Saved data entries:
---+---

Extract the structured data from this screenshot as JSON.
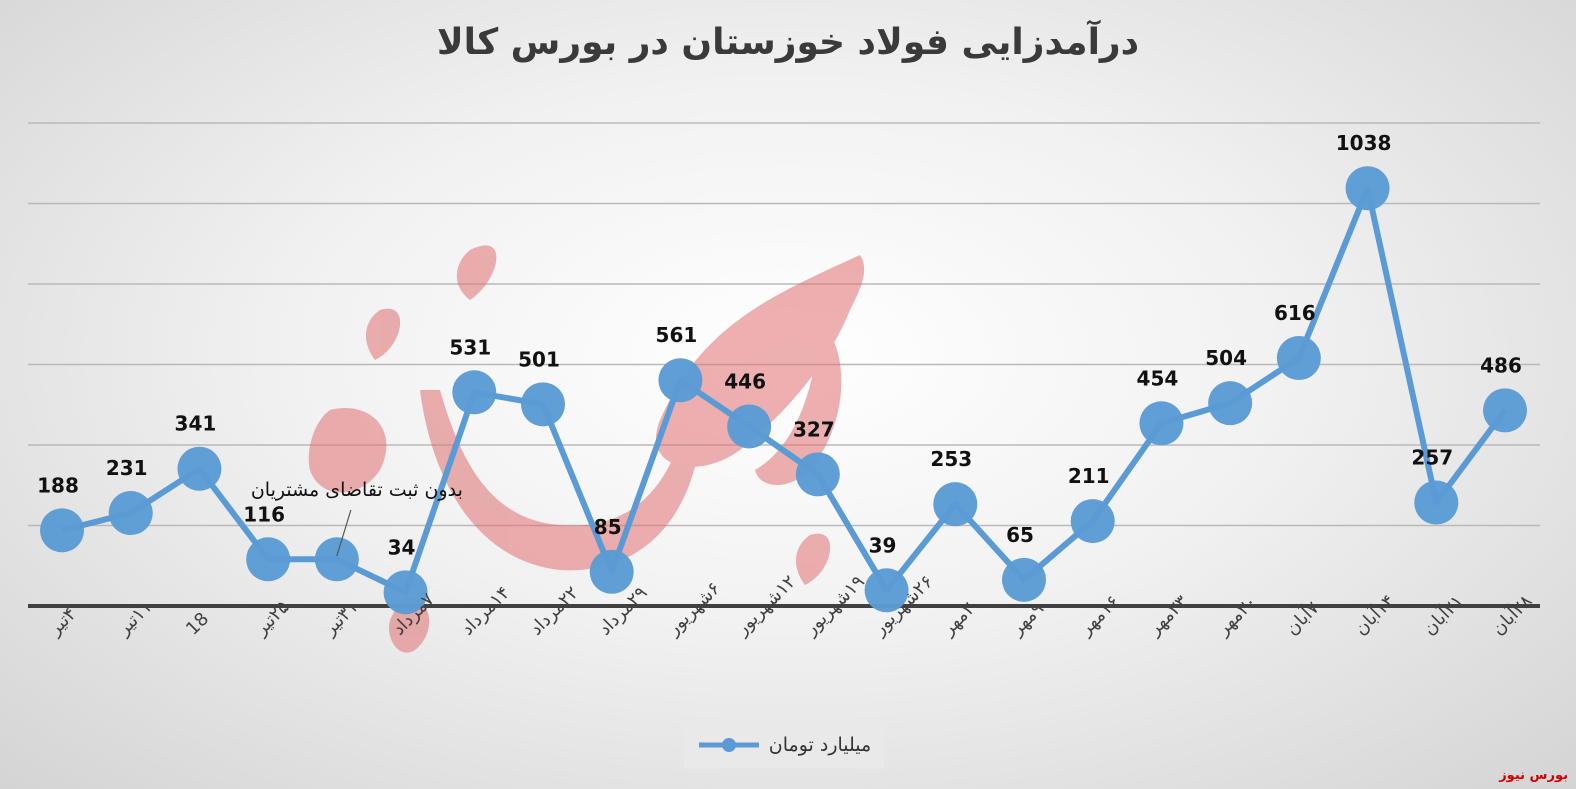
{
  "chart_data": {
    "type": "line",
    "title": "درآمدزایی فولاد خوزستان در بورس کالا",
    "categories": [
      "۴تیر",
      "۱۱تیر",
      "18",
      "۲۵تیر",
      "۳۱تیر",
      "۷مرداد",
      "۱۴مرداد",
      "۲۲مرداد",
      "۲۹مرداد",
      "۶شهریور",
      "۱۲شهریور",
      "۱۹شهریور",
      "۲۶شهریور",
      "۲مهر",
      "۹مهر",
      "۱۶مهر",
      "۲۳مهر",
      "۳۰مهر",
      "۷آبان",
      "۱۴آبان",
      "۲۱آبان",
      "۲۸آبان"
    ],
    "series": [
      {
        "name": "میلیارد تومان",
        "values": [
          188,
          231,
          341,
          116,
          null,
          34,
          531,
          501,
          85,
          561,
          446,
          327,
          39,
          253,
          65,
          211,
          454,
          504,
          616,
          1038,
          257,
          486
        ],
        "color": "#5b9bd5"
      }
    ],
    "annotations": [
      {
        "category_index": 4,
        "text": "بدون ثبت تقاضای مشتریان"
      }
    ],
    "ylim": [
      0,
      1200
    ],
    "y_gridlines": [
      0,
      200,
      400,
      600,
      800,
      1000,
      1200
    ],
    "grid": true,
    "legend_position": "bottom"
  },
  "source": "بورس نیوز",
  "watermark": "بورس نیوز",
  "colors": {
    "series": "#5b9bd5",
    "watermark": "#e07070",
    "brand": "#d00000"
  }
}
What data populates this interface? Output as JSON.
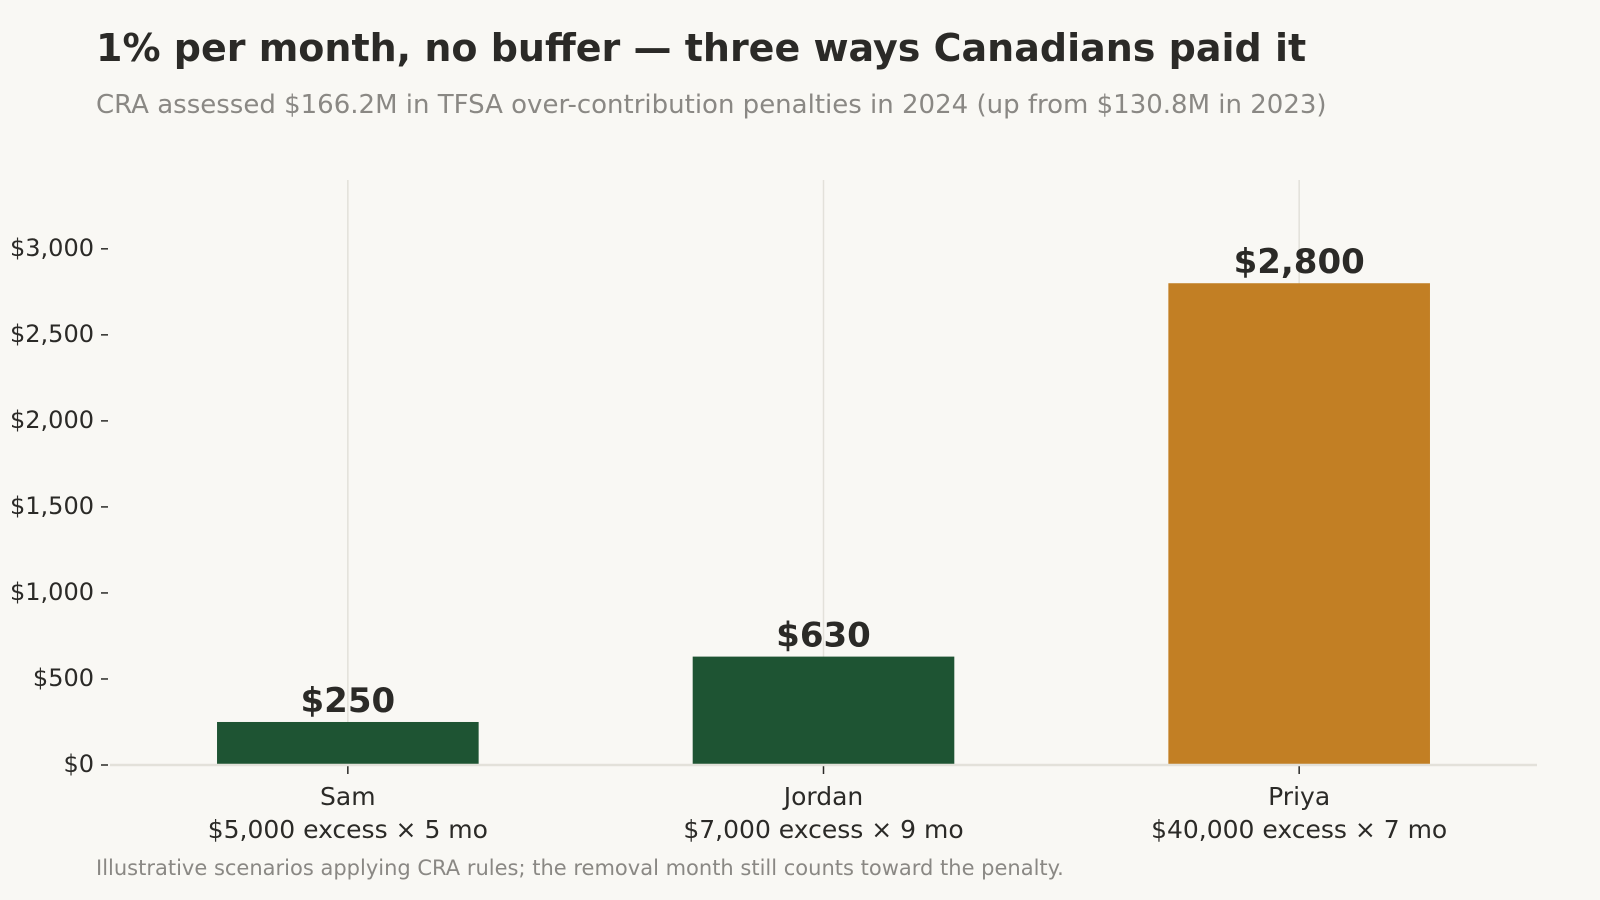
{
  "chart_data": {
    "type": "bar",
    "title": "1% per month, no buffer — three ways Canadians paid it",
    "subtitle": "CRA assessed $166.2M in TFSA over-contribution penalties in 2024 (up from $130.8M in 2023)",
    "footnote": "Illustrative scenarios applying CRA rules; the removal month still counts toward the penalty.",
    "categories": [
      "Sam",
      "Jordan",
      "Priya"
    ],
    "category_sublabels": [
      "$5,000 excess × 5 mo",
      "$7,000 excess × 9 mo",
      "$40,000 excess × 7 mo"
    ],
    "values": [
      250,
      630,
      2800
    ],
    "value_labels": [
      "$250",
      "$630",
      "$2,800"
    ],
    "bar_colors": [
      "#1e5433",
      "#1e5433",
      "#c27f24"
    ],
    "yticks": [
      0,
      500,
      1000,
      1500,
      2000,
      2500,
      3000
    ],
    "ytick_labels": [
      "$0",
      "$500",
      "$1,000",
      "$1,500",
      "$2,000",
      "$2,500",
      "$3,000"
    ],
    "ylim": [
      0,
      3400
    ],
    "xlabel": "",
    "ylabel": "",
    "grid": "vertical",
    "legend": "none"
  }
}
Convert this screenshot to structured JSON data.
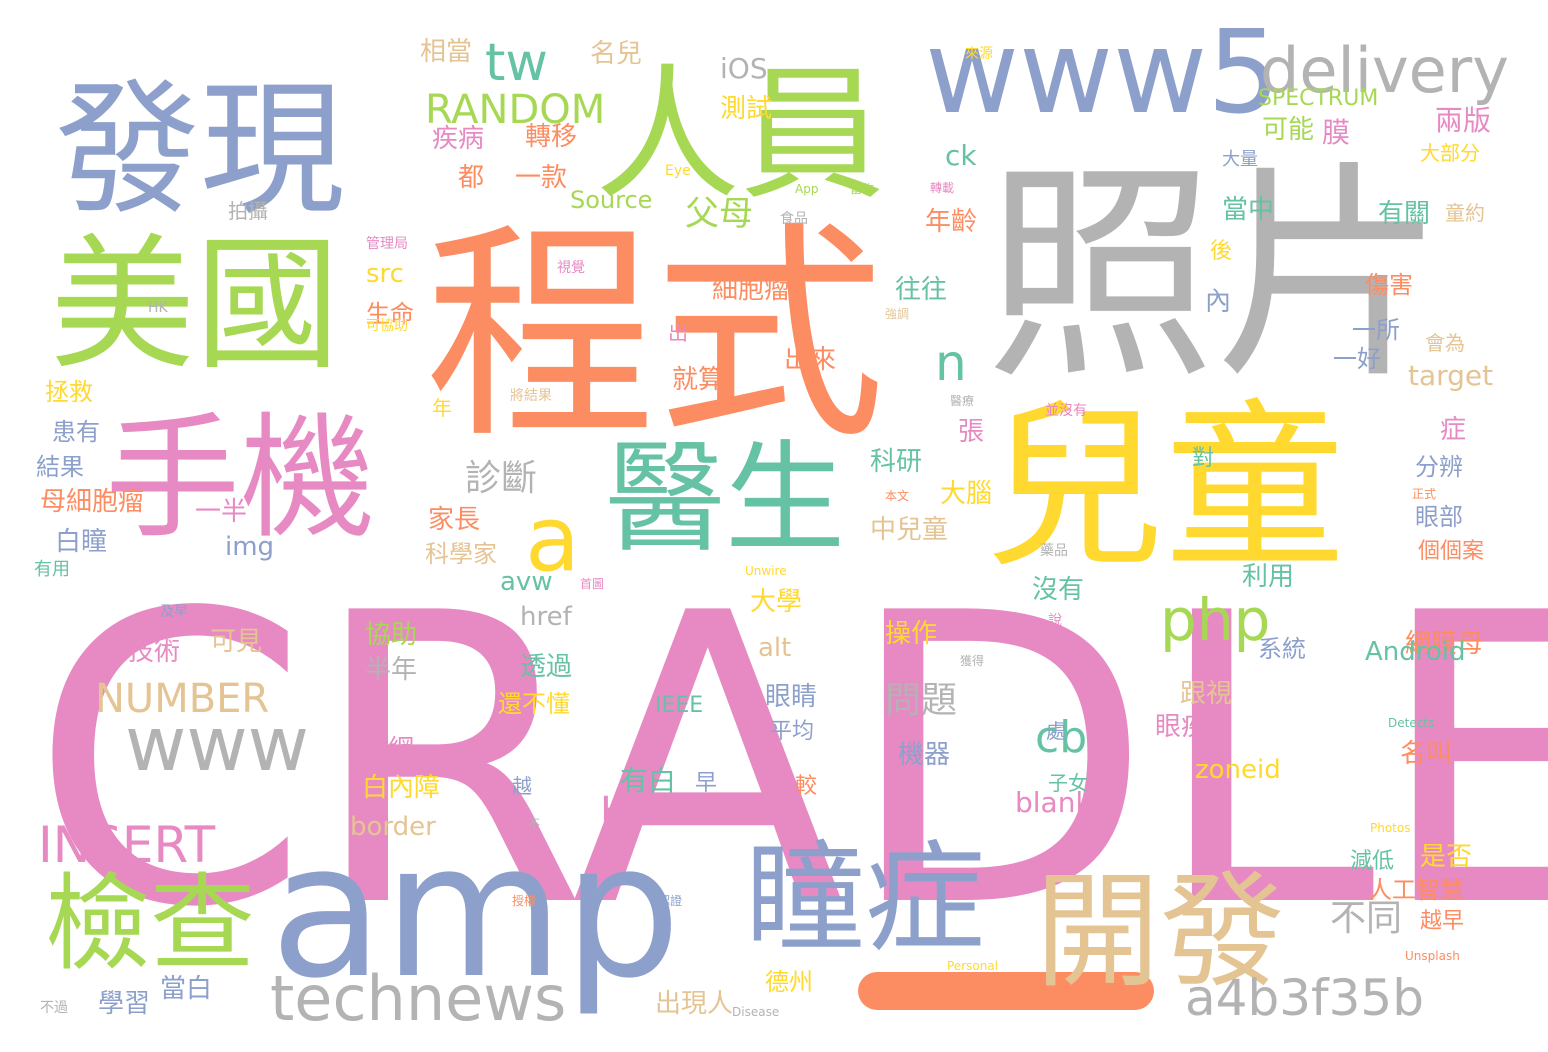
{
  "palette": {
    "background": "#ffffff",
    "pink": "#e78ac3",
    "orange": "#fc8d62",
    "blue": "#8da0cb",
    "green": "#a6d854",
    "teal": "#66c2a5",
    "yellow": "#ffd92f",
    "tan": "#e5c494",
    "gray": "#b3b3b3"
  },
  "words": [
    {
      "text": "CRADLE",
      "color": "pink"
    },
    {
      "text": "程式",
      "color": "orange"
    },
    {
      "text": "照片",
      "color": "gray"
    },
    {
      "text": "兒童",
      "color": "yellow"
    },
    {
      "text": "amp",
      "color": "blue"
    },
    {
      "text": "發現",
      "color": "blue"
    },
    {
      "text": "人員",
      "color": "green"
    },
    {
      "text": "美國",
      "color": "green"
    },
    {
      "text": "手機",
      "color": "pink"
    },
    {
      "text": "醫生",
      "color": "teal"
    },
    {
      "text": "開發",
      "color": "tan"
    },
    {
      "text": "瞳症",
      "color": "blue"
    },
    {
      "text": "www5",
      "color": "blue"
    },
    {
      "text": "檢查",
      "color": "green"
    },
    {
      "text": "delivery",
      "color": "gray"
    },
    {
      "text": "technews",
      "color": "gray"
    },
    {
      "text": "a4b3f35b",
      "color": "gray"
    },
    {
      "text": "www",
      "color": "gray"
    },
    {
      "text": "a",
      "color": "yellow"
    },
    {
      "text": "php",
      "color": "green"
    },
    {
      "text": "tw",
      "color": "teal"
    },
    {
      "text": "INSERT",
      "color": "pink"
    },
    {
      "text": "RANDOM",
      "color": "green"
    },
    {
      "text": "NUMBER",
      "color": "tan"
    },
    {
      "text": "HERE",
      "color": "pink"
    },
    {
      "text": "cb",
      "color": "teal"
    },
    {
      "text": "n",
      "color": "teal"
    },
    {
      "text": "父母",
      "color": "green"
    },
    {
      "text": "診斷",
      "color": "gray"
    },
    {
      "text": "問題",
      "color": "gray"
    },
    {
      "text": "不同",
      "color": "gray"
    },
    {
      "text": "ck",
      "color": "teal"
    },
    {
      "text": "iOS",
      "color": "gray"
    },
    {
      "text": "疾病",
      "color": "pink"
    },
    {
      "text": "都",
      "color": "orange"
    },
    {
      "text": "一款",
      "color": "orange"
    },
    {
      "text": "轉移",
      "color": "orange"
    },
    {
      "text": "測試",
      "color": "yellow"
    },
    {
      "text": "名兒",
      "color": "tan"
    },
    {
      "text": "相當",
      "color": "tan"
    },
    {
      "text": "Source",
      "color": "green"
    },
    {
      "text": "SPECTRUM",
      "color": "green"
    },
    {
      "text": "可能",
      "color": "green"
    },
    {
      "text": "膜",
      "color": "pink"
    },
    {
      "text": "兩版",
      "color": "pink"
    },
    {
      "text": "大部分",
      "color": "yellow"
    },
    {
      "text": "大量",
      "color": "blue"
    },
    {
      "text": "當中",
      "color": "teal"
    },
    {
      "text": "有關",
      "color": "teal"
    },
    {
      "text": "童約",
      "color": "tan"
    },
    {
      "text": "年齡",
      "color": "orange"
    },
    {
      "text": "細胞瘤",
      "color": "orange"
    },
    {
      "text": "往往",
      "color": "teal"
    },
    {
      "text": "src",
      "color": "yellow"
    },
    {
      "text": "生命",
      "color": "orange"
    },
    {
      "text": "拍攝",
      "color": "gray"
    },
    {
      "text": "拯救",
      "color": "yellow"
    },
    {
      "text": "患有",
      "color": "blue"
    },
    {
      "text": "結果",
      "color": "blue"
    },
    {
      "text": "母細胞瘤",
      "color": "orange"
    },
    {
      "text": "白瞳",
      "color": "blue"
    },
    {
      "text": "一半",
      "color": "pink"
    },
    {
      "text": "img",
      "color": "blue"
    },
    {
      "text": "家長",
      "color": "orange"
    },
    {
      "text": "科學家",
      "color": "tan"
    },
    {
      "text": "就算",
      "color": "orange"
    },
    {
      "text": "出來",
      "color": "orange"
    },
    {
      "text": "科研",
      "color": "teal"
    },
    {
      "text": "張",
      "color": "pink"
    },
    {
      "text": "大腦",
      "color": "yellow"
    },
    {
      "text": "中兒童",
      "color": "tan"
    },
    {
      "text": "avw",
      "color": "teal"
    },
    {
      "text": "大學",
      "color": "yellow"
    },
    {
      "text": "href",
      "color": "gray"
    },
    {
      "text": "技術",
      "color": "pink"
    },
    {
      "text": "可見",
      "color": "tan"
    },
    {
      "text": "協助",
      "color": "green"
    },
    {
      "text": "半年",
      "color": "gray"
    },
    {
      "text": "透過",
      "color": "teal"
    },
    {
      "text": "alt",
      "color": "tan"
    },
    {
      "text": "操作",
      "color": "yellow"
    },
    {
      "text": "沒有",
      "color": "teal"
    },
    {
      "text": "網膜母",
      "color": "orange"
    },
    {
      "text": "Android",
      "color": "teal"
    },
    {
      "text": "利用",
      "color": "teal"
    },
    {
      "text": "眼睛",
      "color": "blue"
    },
    {
      "text": "平均",
      "color": "blue"
    },
    {
      "text": "視網",
      "color": "pink"
    },
    {
      "text": "白內障",
      "color": "yellow"
    },
    {
      "text": "有白",
      "color": "teal"
    },
    {
      "text": "早",
      "color": "blue"
    },
    {
      "text": "機器",
      "color": "blue"
    },
    {
      "text": "border",
      "color": "tan"
    },
    {
      "text": "blank",
      "color": "pink"
    },
    {
      "text": "zoneid",
      "color": "yellow"
    },
    {
      "text": "跟視",
      "color": "tan"
    },
    {
      "text": "眼疾",
      "color": "pink"
    },
    {
      "text": "名叫",
      "color": "orange"
    },
    {
      "text": "系統",
      "color": "blue"
    },
    {
      "text": "IEEE",
      "color": "teal"
    },
    {
      "text": "還不懂",
      "color": "yellow"
    },
    {
      "text": "學習",
      "color": "blue"
    },
    {
      "text": "當白",
      "color": "blue"
    },
    {
      "text": "出現人",
      "color": "tan"
    },
    {
      "text": "德州",
      "color": "yellow"
    },
    {
      "text": "是否",
      "color": "yellow"
    },
    {
      "text": "人工智慧",
      "color": "orange"
    },
    {
      "text": "越早",
      "color": "orange"
    },
    {
      "text": "減低",
      "color": "teal"
    },
    {
      "text": "子女",
      "color": "teal"
    },
    {
      "text": "處",
      "color": "blue"
    },
    {
      "text": "較",
      "color": "orange"
    },
    {
      "text": "越",
      "color": "blue"
    },
    {
      "text": "target",
      "color": "tan"
    },
    {
      "text": "症",
      "color": "pink"
    },
    {
      "text": "分辨",
      "color": "blue"
    },
    {
      "text": "眼部",
      "color": "blue"
    },
    {
      "text": "個個案",
      "color": "orange"
    },
    {
      "text": "傷害",
      "color": "orange"
    },
    {
      "text": "一所",
      "color": "blue"
    },
    {
      "text": "一好",
      "color": "blue"
    },
    {
      "text": "會為",
      "color": "tan"
    },
    {
      "text": "對",
      "color": "teal"
    },
    {
      "text": "內",
      "color": "blue"
    },
    {
      "text": "後",
      "color": "yellow"
    },
    {
      "text": "年",
      "color": "yellow"
    },
    {
      "text": "出",
      "color": "pink"
    },
    {
      "text": "有用",
      "color": "teal"
    },
    {
      "text": "來源",
      "color": "yellow"
    },
    {
      "text": "Eye",
      "color": "yellow"
    },
    {
      "text": "App",
      "color": "green"
    },
    {
      "text": "當作",
      "color": "green"
    },
    {
      "text": "食品",
      "color": "gray"
    },
    {
      "text": "轉載",
      "color": "pink"
    },
    {
      "text": "管理局",
      "color": "pink"
    },
    {
      "text": "視覺",
      "color": "pink"
    },
    {
      "text": "HK",
      "color": "gray"
    },
    {
      "text": "可協助",
      "color": "yellow"
    },
    {
      "text": "強調",
      "color": "tan"
    },
    {
      "text": "將結果",
      "color": "tan"
    },
    {
      "text": "醫療",
      "color": "gray"
    },
    {
      "text": "並沒有",
      "color": "pink"
    },
    {
      "text": "本文",
      "color": "orange"
    },
    {
      "text": "正式",
      "color": "orange"
    },
    {
      "text": "藥品",
      "color": "gray"
    },
    {
      "text": "首圖",
      "color": "pink"
    },
    {
      "text": "Unwire",
      "color": "yellow"
    },
    {
      "text": "及早",
      "color": "blue"
    },
    {
      "text": "說",
      "color": "pink"
    },
    {
      "text": "獲得",
      "color": "gray"
    },
    {
      "text": "Detects",
      "color": "teal"
    },
    {
      "text": "Photos",
      "color": "yellow"
    },
    {
      "text": "Personal",
      "color": "yellow"
    },
    {
      "text": "Unsplash",
      "color": "orange"
    },
    {
      "text": "授權",
      "color": "orange"
    },
    {
      "text": "認證",
      "color": "blue"
    },
    {
      "text": "Disease",
      "color": "gray"
    },
    {
      "text": "不過",
      "color": "gray"
    },
    {
      "text": "不",
      "color": "gray"
    }
  ]
}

---+---

## TO DO:
Look through the entries above; copy every line holding the string "month".

## SOLUTION FOR THIS TASK:
    "title": "1% per month, no buffer — three ways Canadians paid it",
    "footnote": "Illustrative scenarios applying CRA rules; the removal month still counts toward the penalty.",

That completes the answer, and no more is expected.